**WHAT YOU WILL DO**. Find the lines holding the string "doanh" in the data, then copy all of them.

**SUPPLIED MATERIAL**.
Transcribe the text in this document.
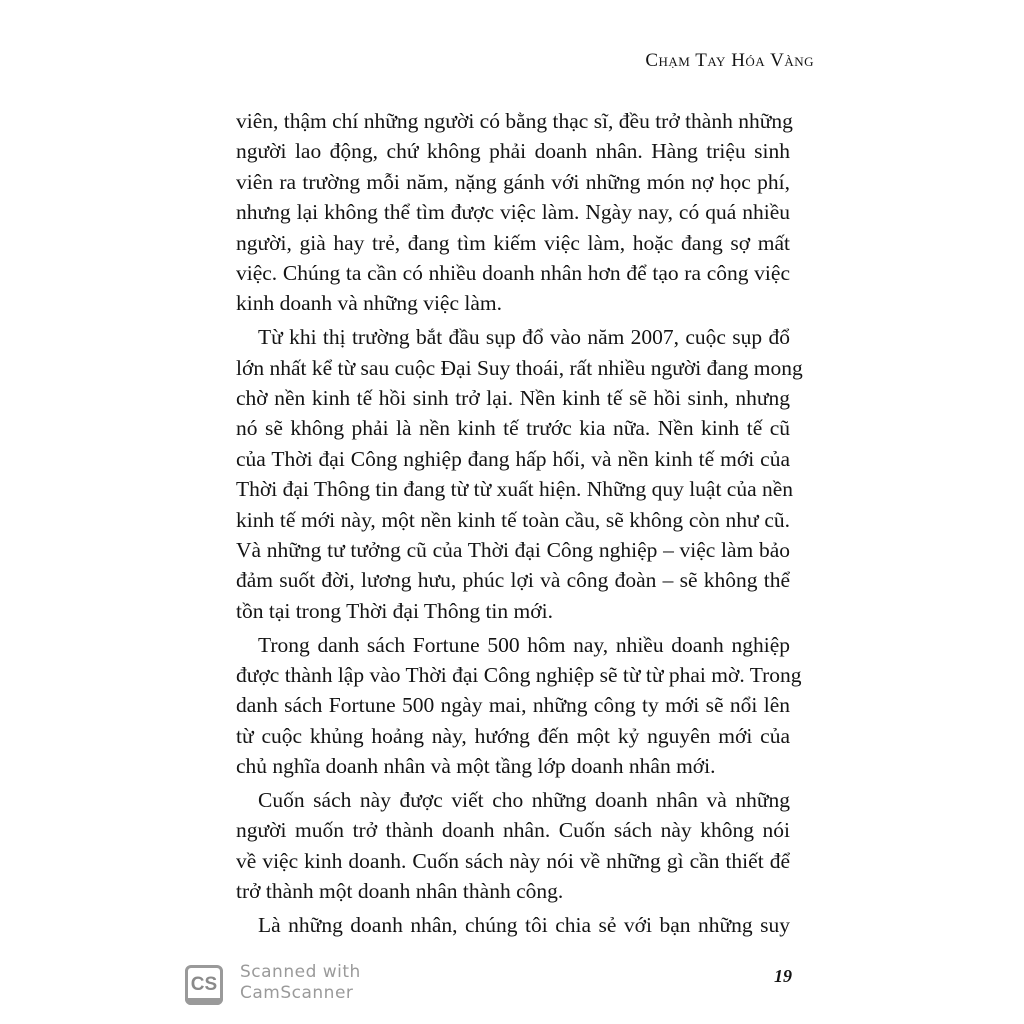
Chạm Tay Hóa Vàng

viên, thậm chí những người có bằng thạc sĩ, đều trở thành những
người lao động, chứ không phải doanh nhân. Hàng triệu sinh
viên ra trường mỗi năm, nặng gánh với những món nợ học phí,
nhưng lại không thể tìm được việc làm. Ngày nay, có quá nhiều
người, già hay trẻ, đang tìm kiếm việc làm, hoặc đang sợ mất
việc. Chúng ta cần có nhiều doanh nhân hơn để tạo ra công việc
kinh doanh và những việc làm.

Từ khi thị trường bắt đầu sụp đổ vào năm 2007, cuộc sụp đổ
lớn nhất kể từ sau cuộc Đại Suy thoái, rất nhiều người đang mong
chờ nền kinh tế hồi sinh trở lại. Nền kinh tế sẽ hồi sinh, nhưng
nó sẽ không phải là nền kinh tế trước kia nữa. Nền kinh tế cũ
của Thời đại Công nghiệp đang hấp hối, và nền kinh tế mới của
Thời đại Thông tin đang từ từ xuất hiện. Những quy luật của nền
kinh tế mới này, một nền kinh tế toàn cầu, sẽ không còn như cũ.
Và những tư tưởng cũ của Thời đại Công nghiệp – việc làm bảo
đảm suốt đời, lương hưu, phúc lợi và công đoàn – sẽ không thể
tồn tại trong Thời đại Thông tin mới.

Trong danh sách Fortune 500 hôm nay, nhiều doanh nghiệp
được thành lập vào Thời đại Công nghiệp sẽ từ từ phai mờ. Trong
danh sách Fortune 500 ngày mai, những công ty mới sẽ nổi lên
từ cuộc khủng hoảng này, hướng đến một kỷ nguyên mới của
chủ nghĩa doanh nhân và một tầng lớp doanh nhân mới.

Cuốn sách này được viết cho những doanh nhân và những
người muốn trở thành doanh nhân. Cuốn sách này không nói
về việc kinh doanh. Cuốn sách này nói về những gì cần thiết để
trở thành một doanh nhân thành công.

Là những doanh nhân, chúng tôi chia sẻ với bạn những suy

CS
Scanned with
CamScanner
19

**OUTPUT**.
người lao động, chứ không phải doanh nhân. Hàng triệu sinh
việc. Chúng ta cần có nhiều doanh nhân hơn để tạo ra công việc
kinh doanh và những việc làm.
Trong danh sách Fortune 500 hôm nay, nhiều doanh nghiệp
chủ nghĩa doanh nhân và một tầng lớp doanh nhân mới.
Cuốn sách này được viết cho những doanh nhân và những
người muốn trở thành doanh nhân. Cuốn sách này không nói
về việc kinh doanh. Cuốn sách này nói về những gì cần thiết để
trở thành một doanh nhân thành công.
Là những doanh nhân, chúng tôi chia sẻ với bạn những suy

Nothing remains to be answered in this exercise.